▶

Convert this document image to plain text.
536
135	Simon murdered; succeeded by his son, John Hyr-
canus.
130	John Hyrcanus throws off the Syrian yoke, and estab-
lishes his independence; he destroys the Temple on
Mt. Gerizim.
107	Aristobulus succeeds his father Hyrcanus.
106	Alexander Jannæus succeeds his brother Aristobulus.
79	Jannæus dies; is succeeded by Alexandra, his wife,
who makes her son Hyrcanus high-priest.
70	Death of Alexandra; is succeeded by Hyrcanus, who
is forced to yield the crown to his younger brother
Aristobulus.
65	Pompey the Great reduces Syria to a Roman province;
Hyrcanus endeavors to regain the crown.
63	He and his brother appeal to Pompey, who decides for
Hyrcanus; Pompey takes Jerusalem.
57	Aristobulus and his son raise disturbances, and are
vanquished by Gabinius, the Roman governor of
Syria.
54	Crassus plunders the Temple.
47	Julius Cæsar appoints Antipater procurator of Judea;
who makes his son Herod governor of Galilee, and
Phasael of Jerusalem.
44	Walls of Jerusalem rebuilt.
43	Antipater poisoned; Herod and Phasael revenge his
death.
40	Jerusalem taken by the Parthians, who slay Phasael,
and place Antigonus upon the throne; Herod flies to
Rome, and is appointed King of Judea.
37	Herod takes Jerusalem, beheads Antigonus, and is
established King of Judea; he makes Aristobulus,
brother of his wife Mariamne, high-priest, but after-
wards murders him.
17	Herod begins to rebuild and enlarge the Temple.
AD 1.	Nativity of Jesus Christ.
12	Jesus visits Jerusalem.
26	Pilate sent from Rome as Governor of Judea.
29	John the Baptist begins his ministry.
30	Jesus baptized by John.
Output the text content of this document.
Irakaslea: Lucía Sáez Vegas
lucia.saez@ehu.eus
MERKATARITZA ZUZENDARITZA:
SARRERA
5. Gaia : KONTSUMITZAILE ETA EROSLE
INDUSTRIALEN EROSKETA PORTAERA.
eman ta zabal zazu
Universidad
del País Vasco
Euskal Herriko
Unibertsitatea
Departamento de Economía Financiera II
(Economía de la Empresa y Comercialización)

◀

◆ Your objective ◆
Please quote exactly the lines from the one containing "Output the text content of this document." through the last line of the records above, both included, and nothing else.

◆ Exercise answer ◆
Output the text content of this document.
Irakaslea: Lucía Sáez Vegas
lucia.saez@ehu.eus
MERKATARITZA ZUZENDARITZA:
SARRERA
5. Gaia : KONTSUMITZAILE ETA EROSLE
INDUSTRIALEN EROSKETA PORTAERA.
eman ta zabal zazu
Universidad
del País Vasco
Euskal Herriko
Unibertsitatea
Departamento de Economía Financiera II
(Economía de la Empresa y Comercialización)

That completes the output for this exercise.